» **STATED PROBLEM**
Return the records exactly as they are.

Saved entries:
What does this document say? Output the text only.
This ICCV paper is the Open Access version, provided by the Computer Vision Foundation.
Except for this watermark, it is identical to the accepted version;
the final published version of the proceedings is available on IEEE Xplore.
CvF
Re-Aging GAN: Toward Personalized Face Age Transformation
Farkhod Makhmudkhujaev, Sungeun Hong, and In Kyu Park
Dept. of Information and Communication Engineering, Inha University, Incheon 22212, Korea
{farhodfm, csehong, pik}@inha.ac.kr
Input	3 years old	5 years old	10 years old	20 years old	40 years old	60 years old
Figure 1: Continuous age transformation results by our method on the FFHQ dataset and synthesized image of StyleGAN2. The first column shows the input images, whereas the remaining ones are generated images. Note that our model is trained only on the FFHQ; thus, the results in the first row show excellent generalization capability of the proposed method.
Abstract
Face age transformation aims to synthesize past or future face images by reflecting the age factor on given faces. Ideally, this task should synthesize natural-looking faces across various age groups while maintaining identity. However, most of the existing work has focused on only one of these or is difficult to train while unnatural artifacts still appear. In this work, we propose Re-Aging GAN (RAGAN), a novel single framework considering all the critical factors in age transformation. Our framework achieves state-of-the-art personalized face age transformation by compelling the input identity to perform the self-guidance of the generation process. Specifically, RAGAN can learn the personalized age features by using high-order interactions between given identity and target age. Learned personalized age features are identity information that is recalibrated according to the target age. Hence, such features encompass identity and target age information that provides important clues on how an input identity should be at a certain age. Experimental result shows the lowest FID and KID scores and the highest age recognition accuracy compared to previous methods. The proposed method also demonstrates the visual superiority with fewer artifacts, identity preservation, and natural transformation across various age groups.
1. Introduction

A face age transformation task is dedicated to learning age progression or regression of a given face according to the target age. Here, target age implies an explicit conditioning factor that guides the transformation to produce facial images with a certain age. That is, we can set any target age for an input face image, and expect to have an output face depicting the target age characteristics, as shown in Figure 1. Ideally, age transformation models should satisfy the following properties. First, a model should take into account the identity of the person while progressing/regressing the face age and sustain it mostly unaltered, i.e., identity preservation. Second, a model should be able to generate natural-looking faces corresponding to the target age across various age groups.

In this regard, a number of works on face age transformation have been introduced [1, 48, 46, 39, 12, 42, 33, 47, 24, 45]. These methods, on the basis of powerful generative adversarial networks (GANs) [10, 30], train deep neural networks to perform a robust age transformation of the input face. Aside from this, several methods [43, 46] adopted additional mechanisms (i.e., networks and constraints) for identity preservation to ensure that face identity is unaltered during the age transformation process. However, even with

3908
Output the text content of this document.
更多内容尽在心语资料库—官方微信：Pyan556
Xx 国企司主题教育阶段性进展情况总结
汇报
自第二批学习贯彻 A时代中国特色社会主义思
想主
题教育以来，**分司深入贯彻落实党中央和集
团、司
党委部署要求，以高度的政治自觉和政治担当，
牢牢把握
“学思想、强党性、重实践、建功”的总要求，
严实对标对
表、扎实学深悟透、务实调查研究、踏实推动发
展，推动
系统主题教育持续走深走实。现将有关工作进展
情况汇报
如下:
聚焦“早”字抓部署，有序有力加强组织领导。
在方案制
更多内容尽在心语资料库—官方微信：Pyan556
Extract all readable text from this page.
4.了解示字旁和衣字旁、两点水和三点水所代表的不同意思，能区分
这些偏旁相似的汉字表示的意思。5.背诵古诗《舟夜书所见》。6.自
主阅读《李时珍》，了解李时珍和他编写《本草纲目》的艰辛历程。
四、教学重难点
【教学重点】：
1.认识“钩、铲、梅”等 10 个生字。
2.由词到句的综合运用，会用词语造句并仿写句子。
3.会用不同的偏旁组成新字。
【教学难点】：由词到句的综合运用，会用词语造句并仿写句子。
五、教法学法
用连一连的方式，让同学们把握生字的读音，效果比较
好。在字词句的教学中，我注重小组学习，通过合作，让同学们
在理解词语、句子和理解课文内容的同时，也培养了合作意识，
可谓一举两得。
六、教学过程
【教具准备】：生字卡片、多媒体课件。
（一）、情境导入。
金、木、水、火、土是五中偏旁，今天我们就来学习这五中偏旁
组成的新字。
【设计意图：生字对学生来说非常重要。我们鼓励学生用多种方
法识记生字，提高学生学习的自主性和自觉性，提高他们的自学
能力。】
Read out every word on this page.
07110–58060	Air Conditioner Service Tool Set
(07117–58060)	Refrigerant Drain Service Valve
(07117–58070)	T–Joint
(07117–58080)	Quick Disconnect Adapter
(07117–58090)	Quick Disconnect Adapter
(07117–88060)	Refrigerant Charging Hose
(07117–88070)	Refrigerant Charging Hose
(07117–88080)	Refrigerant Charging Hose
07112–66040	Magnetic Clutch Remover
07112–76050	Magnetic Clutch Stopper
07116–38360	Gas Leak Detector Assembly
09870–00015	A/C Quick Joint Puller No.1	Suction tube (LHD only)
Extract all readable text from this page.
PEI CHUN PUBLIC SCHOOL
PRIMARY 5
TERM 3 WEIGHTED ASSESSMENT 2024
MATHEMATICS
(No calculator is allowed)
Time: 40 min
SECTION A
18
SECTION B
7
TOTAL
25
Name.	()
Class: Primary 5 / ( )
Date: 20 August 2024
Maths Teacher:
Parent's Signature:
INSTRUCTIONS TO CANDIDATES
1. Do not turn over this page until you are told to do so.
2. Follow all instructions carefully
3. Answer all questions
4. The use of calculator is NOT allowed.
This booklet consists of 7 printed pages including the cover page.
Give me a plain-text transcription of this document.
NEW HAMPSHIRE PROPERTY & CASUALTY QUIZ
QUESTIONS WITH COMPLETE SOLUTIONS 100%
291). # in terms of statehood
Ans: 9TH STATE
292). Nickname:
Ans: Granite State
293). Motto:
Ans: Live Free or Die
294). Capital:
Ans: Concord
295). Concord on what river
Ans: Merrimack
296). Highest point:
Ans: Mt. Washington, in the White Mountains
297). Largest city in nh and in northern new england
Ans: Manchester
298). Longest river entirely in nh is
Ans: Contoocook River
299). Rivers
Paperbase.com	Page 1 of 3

» **CORRECT RESPONSE**
What does this document say? Output the text only.
This ICCV paper is the Open Access version, provided by the Computer Vision Foundation.
Except for this watermark, it is identical to the accepted version;
the final published version of the proceedings is available on IEEE Xplore.
CvF
Re-Aging GAN: Toward Personalized Face Age Transformation
Farkhod Makhmudkhujaev, Sungeun Hong, and In Kyu Park
Dept. of Information and Communication Engineering, Inha University, Incheon 22212, Korea
{farhodfm, csehong, pik}@inha.ac.kr
Input	3 years old	5 years old	10 years old	20 years old	40 years old	60 years old
Figure 1: Continuous age transformation results by our method on the FFHQ dataset and synthesized image of StyleGAN2. The first column shows the input images, whereas the remaining ones are generated images. Note that our model is trained only on the FFHQ; thus, the results in the first row show excellent generalization capability of the proposed method.
Abstract
Face age transformation aims to synthesize past or future face images by reflecting the age factor on given faces. Ideally, this task should synthesize natural-looking faces across various age groups while maintaining identity. However, most of the existing work has focused on only one of these or is difficult to train while unnatural artifacts still appear. In this work, we propose Re-Aging GAN (RAGAN), a novel single framework considering all the critical factors in age transformation. Our framework achieves state-of-the-art personalized face age transformation by compelling the input identity to perform the self-guidance of the generation process. Specifically, RAGAN can learn the personalized age features by using high-order interactions between given identity and target age. Learned personalized age features are identity information that is recalibrated according to the target age. Hence, such features encompass identity and target age information that provides important clues on how an input identity should be at a certain age. Experimental result shows the lowest FID and KID scores and the highest age recognition accuracy compared to previous methods. The proposed method also demonstrates the visual superiority with fewer artifacts, identity preservation, and natural transformation across various age groups.
1. Introduction

A face age transformation task is dedicated to learning age progression or regression of a given face according to the target age. Here, target age implies an explicit conditioning factor that guides the transformation to produce facial images with a certain age. That is, we can set any target age for an input face image, and expect to have an output face depicting the target age characteristics, as shown in Figure 1. Ideally, age transformation models should satisfy the following properties. First, a model should take into account the identity of the person while progressing/regressing the face age and sustain it mostly unaltered, i.e., identity preservation. Second, a model should be able to generate natural-looking faces corresponding to the target age across various age groups.

In this regard, a number of works on face age transformation have been introduced [1, 48, 46, 39, 12, 42, 33, 47, 24, 45]. These methods, on the basis of powerful generative adversarial networks (GANs) [10, 30], train deep neural networks to perform a robust age transformation of the input face. Aside from this, several methods [43, 46] adopted additional mechanisms (i.e., networks and constraints) for identity preservation to ensure that face identity is unaltered during the age transformation process. However, even with

3908
Output the text content of this document.
更多内容尽在心语资料库—官方微信：Pyan556
Xx 国企司主题教育阶段性进展情况总结
汇报
自第二批学习贯彻 A时代中国特色社会主义思
想主
题教育以来，**分司深入贯彻落实党中央和集
团、司
党委部署要求，以高度的政治自觉和政治担当，
牢牢把握
“学思想、强党性、重实践、建功”的总要求，
严实对标对
表、扎实学深悟透、务实调查研究、踏实推动发
展，推动
系统主题教育持续走深走实。现将有关工作进展
情况汇报
如下:
聚焦“早”字抓部署，有序有力加强组织领导。
在方案制
更多内容尽在心语资料库—官方微信：Pyan556
Extract all readable text from this page.
4.了解示字旁和衣字旁、两点水和三点水所代表的不同意思，能区分
这些偏旁相似的汉字表示的意思。5.背诵古诗《舟夜书所见》。6.自
主阅读《李时珍》，了解李时珍和他编写《本草纲目》的艰辛历程。
四、教学重难点
【教学重点】：
1.认识“钩、铲、梅”等 10 个生字。
2.由词到句的综合运用，会用词语造句并仿写句子。
3.会用不同的偏旁组成新字。
【教学难点】：由词到句的综合运用，会用词语造句并仿写句子。
五、教法学法
用连一连的方式，让同学们把握生字的读音，效果比较
好。在字词句的教学中，我注重小组学习，通过合作，让同学们
在理解词语、句子和理解课文内容的同时，也培养了合作意识，
可谓一举两得。
六、教学过程
【教具准备】：生字卡片、多媒体课件。
（一）、情境导入。
金、木、水、火、土是五中偏旁，今天我们就来学习这五中偏旁
组成的新字。
【设计意图：生字对学生来说非常重要。我们鼓励学生用多种方
法识记生字，提高学生学习的自主性和自觉性，提高他们的自学
能力。】
Read out every word on this page.
07110–58060	Air Conditioner Service Tool Set
(07117–58060)	Refrigerant Drain Service Valve
(07117–58070)	T–Joint
(07117–58080)	Quick Disconnect Adapter
(07117–58090)	Quick Disconnect Adapter
(07117–88060)	Refrigerant Charging Hose
(07117–88070)	Refrigerant Charging Hose
(07117–88080)	Refrigerant Charging Hose
07112–66040	Magnetic Clutch Remover
07112–76050	Magnetic Clutch Stopper
07116–38360	Gas Leak Detector Assembly
09870–00015	A/C Quick Joint Puller No.1	Suction tube (LHD only)
Extract all readable text from this page.
PEI CHUN PUBLIC SCHOOL
PRIMARY 5
TERM 3 WEIGHTED ASSESSMENT 2024
MATHEMATICS
(No calculator is allowed)
Time: 40 min
SECTION A
18
SECTION B
7
TOTAL
25
Name.	()
Class: Primary 5 / ( )
Date: 20 August 2024
Maths Teacher:
Parent's Signature:
INSTRUCTIONS TO CANDIDATES
1. Do not turn over this page until you are told to do so.
2. Follow all instructions carefully
3. Answer all questions
4. The use of calculator is NOT allowed.
This booklet consists of 7 printed pages including the cover page.
Give me a plain-text transcription of this document.
NEW HAMPSHIRE PROPERTY & CASUALTY QUIZ
QUESTIONS WITH COMPLETE SOLUTIONS 100%
291). # in terms of statehood
Ans: 9TH STATE
292). Nickname:
Ans: Granite State
293). Motto:
Ans: Live Free or Die
294). Capital:
Ans: Concord
295). Concord on what river
Ans: Merrimack
296). Highest point:
Ans: Mt. Washington, in the White Mountains
297). Largest city in nh and in northern new england
Ans: Manchester
298). Longest river entirely in nh is
Ans: Contoocook River
299). Rivers
Paperbase.com	Page 1 of 3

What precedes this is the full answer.